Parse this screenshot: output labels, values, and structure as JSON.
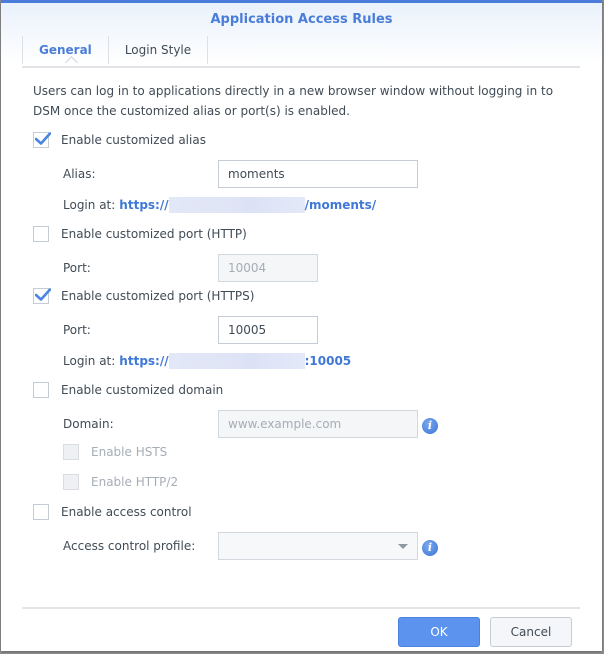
{
  "dialog": {
    "title": "Application Access Rules",
    "tabs": [
      {
        "label": "General",
        "active": true
      },
      {
        "label": "Login Style",
        "active": false
      }
    ],
    "description": "Users can log in to applications directly in a new browser window without logging in to DSM once the customized alias or port(s) is enabled."
  },
  "alias": {
    "checkbox_label": "Enable customized alias",
    "checked": true,
    "field_label": "Alias:",
    "value": "moments",
    "login_label": "Login at:",
    "login_prefix": "https://",
    "login_suffix": "/moments/"
  },
  "http_port": {
    "checkbox_label": "Enable customized port (HTTP)",
    "checked": false,
    "field_label": "Port:",
    "value": "10004"
  },
  "https_port": {
    "checkbox_label": "Enable customized port (HTTPS)",
    "checked": true,
    "field_label": "Port:",
    "value": "10005",
    "login_label": "Login at:",
    "login_prefix": "https://",
    "login_suffix": ":10005"
  },
  "domain": {
    "checkbox_label": "Enable customized domain",
    "checked": false,
    "field_label": "Domain:",
    "placeholder": "www.example.com",
    "hsts_label": "Enable HSTS",
    "http2_label": "Enable HTTP/2",
    "info_icon": "i"
  },
  "access_control": {
    "checkbox_label": "Enable access control",
    "checked": false,
    "field_label": "Access control profile:",
    "selected": "",
    "info_icon": "i"
  },
  "footer": {
    "ok_label": "OK",
    "cancel_label": "Cancel"
  },
  "colors": {
    "accent": "#4a7dd8",
    "ok_button": "#5b93ee",
    "link": "#3f78d6"
  }
}
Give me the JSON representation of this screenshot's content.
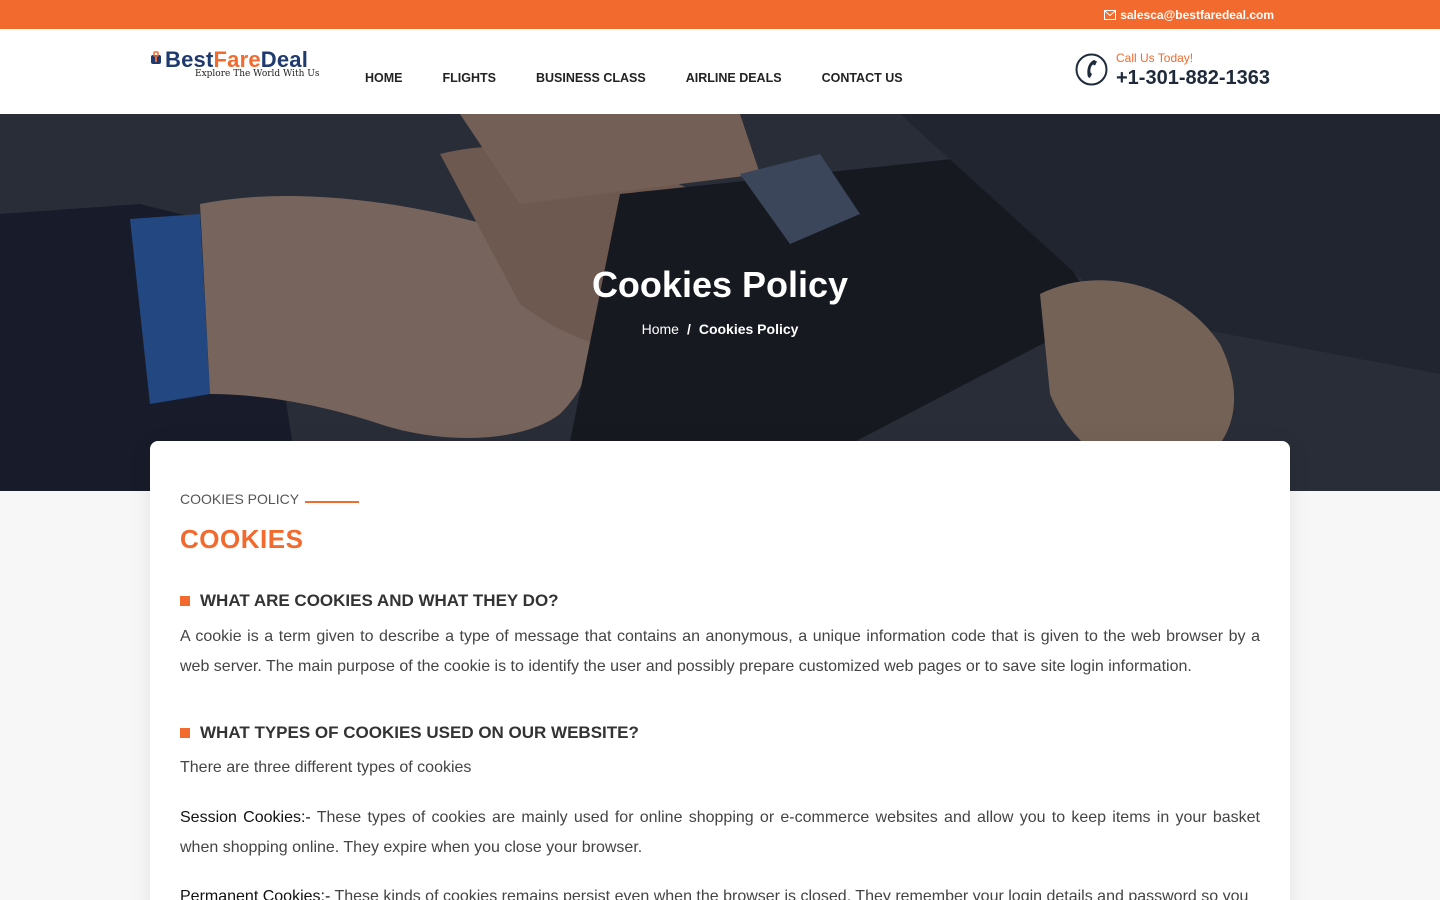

§ **Work to do**: Every line of the material is to be quoted exactly, with no pictures carried over.

§ **Result of this task**:
Parse this screenshot: output labels, values, and structure as JSON.
{
  "dialog": {
    "title": "Application Access Rules",
    "tabs": [
      {
        "label": "General",
        "active": true
      },
      {
        "label": "Login Style",
        "active": false
      }
    ],
    "description": "Users can log in to applications directly in a new browser window without logging in to DSM once the customized alias or port(s) is enabled."
  },
  "alias": {
    "checkbox_label": "Enable customized alias",
    "checked": true,
    "field_label": "Alias:",
    "value": "moments",
    "login_label": "Login at:",
    "login_prefix": "https://",
    "login_suffix": "/moments/"
  },
  "http_port": {
    "checkbox_label": "Enable customized port (HTTP)",
    "checked": false,
    "field_label": "Port:",
    "value": "10004"
  },
  "https_port": {
    "checkbox_label": "Enable customized port (HTTPS)",
    "checked": true,
    "field_label": "Port:",
    "value": "10005",
    "login_label": "Login at:",
    "login_prefix": "https://",
    "login_suffix": ":10005"
  },
  "domain": {
    "checkbox_label": "Enable customized domain",
    "checked": false,
    "field_label": "Domain:",
    "placeholder": "www.example.com",
    "hsts_label": "Enable HSTS",
    "http2_label": "Enable HTTP/2",
    "info_icon": "i"
  },
  "access_control": {
    "checkbox_label": "Enable access control",
    "checked": false,
    "field_label": "Access control profile:",
    "selected": "",
    "info_icon": "i"
  },
  "footer": {
    "ok_label": "OK",
    "cancel_label": "Cancel"
  },
  "colors": {
    "accent": "#4a7dd8",
    "ok_button": "#5b93ee",
    "link": "#3f78d6"
  }
}
Give me the JSON representation of this screenshot's content.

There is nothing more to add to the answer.